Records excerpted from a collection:
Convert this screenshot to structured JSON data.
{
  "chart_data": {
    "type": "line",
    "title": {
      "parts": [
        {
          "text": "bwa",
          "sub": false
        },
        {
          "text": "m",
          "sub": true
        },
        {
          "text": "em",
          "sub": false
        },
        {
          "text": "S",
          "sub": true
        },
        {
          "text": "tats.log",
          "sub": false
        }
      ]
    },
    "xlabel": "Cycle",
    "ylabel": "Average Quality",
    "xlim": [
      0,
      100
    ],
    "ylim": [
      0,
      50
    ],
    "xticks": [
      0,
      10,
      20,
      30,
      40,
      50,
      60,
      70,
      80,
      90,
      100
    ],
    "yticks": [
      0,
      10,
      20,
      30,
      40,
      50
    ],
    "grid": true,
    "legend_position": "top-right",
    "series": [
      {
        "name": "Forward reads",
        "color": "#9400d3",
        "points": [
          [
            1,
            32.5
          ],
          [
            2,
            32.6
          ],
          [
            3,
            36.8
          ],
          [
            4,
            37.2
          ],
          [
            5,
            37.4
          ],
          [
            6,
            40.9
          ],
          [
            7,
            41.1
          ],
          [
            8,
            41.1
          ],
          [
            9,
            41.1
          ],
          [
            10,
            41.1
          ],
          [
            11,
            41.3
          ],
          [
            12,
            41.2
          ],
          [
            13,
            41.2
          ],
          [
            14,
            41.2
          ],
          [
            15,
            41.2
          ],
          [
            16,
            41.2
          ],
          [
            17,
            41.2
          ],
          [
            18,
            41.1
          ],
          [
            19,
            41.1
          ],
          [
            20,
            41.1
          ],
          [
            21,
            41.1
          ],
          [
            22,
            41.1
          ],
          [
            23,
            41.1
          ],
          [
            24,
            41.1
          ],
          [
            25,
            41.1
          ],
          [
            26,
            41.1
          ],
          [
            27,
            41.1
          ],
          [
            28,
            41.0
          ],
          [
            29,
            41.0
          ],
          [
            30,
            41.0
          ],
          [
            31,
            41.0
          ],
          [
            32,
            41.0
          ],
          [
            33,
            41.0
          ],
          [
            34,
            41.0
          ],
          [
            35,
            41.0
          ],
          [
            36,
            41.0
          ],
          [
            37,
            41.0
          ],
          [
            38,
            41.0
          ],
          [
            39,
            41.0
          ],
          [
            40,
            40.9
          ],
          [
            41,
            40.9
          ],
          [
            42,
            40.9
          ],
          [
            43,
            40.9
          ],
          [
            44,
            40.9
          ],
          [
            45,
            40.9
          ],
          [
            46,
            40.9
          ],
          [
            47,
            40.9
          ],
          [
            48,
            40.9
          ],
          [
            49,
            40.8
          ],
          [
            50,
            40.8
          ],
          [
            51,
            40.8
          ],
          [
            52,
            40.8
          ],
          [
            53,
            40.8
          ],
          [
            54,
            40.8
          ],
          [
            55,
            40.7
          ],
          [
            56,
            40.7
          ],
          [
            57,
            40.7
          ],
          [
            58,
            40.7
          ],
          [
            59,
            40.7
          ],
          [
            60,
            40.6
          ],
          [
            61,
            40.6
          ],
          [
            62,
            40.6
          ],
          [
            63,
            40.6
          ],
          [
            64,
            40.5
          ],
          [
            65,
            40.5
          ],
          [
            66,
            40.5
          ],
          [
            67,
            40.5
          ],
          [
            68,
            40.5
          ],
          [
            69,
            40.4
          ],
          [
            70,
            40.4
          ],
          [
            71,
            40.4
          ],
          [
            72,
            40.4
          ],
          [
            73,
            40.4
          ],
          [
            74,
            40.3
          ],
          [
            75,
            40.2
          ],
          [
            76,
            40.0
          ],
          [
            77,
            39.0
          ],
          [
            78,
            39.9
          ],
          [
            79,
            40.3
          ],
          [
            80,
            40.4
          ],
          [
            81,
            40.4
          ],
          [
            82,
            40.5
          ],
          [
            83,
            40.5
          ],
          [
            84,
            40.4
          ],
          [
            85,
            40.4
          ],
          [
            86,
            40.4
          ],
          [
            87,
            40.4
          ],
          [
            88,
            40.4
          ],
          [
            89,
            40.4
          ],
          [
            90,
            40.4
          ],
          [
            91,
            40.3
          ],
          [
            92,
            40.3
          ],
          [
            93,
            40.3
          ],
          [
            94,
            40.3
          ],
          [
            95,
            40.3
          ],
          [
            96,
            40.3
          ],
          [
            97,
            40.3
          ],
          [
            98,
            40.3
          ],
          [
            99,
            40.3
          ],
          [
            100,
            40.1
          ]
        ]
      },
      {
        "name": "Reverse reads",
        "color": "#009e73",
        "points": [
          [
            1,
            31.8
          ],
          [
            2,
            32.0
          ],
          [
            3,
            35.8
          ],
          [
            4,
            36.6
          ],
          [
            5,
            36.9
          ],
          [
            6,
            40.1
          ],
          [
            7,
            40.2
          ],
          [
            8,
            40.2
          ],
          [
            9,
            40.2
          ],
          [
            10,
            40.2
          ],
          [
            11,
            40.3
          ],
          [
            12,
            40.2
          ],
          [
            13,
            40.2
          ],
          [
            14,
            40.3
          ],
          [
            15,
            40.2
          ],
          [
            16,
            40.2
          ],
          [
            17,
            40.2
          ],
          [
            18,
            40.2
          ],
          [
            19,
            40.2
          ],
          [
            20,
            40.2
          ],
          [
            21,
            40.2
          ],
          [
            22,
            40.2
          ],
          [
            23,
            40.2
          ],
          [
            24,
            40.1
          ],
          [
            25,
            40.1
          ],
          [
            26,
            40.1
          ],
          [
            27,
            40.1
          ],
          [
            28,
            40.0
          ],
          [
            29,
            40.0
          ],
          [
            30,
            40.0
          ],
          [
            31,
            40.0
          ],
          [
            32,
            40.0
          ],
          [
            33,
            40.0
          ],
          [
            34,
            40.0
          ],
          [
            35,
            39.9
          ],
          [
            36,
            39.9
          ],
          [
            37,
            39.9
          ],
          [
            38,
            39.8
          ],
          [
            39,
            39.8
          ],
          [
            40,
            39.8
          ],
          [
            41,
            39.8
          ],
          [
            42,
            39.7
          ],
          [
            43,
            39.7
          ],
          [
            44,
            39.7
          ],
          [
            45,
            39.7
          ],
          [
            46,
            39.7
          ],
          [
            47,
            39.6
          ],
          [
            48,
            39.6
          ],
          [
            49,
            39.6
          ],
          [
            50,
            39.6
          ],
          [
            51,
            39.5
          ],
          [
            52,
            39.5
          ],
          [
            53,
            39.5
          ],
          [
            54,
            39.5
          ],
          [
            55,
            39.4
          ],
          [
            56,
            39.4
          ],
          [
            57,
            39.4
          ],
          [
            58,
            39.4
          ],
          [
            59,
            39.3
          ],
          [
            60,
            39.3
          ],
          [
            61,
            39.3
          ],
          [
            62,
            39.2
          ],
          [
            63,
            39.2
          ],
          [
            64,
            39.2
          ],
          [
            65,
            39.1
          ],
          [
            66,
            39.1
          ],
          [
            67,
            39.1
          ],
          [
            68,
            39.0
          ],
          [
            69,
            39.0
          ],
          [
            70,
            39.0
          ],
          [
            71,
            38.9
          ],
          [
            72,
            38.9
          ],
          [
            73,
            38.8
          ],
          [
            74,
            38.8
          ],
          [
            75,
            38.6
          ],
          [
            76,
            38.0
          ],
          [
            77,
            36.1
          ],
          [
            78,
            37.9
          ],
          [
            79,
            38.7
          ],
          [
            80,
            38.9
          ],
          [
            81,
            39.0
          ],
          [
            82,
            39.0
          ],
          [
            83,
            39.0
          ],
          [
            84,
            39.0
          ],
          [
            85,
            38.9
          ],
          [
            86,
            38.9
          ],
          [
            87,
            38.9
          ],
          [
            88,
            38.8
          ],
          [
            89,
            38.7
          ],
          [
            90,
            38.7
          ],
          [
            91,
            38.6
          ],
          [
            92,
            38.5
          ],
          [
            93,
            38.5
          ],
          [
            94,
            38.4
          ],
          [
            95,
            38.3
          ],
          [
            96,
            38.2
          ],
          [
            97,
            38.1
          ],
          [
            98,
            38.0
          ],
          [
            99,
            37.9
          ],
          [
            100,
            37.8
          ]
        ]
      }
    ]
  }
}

What is being asked:
Above are the records. Identify each line that contains the word "name".

Answer below:
        "name": "Forward reads",
        "name": "Reverse reads",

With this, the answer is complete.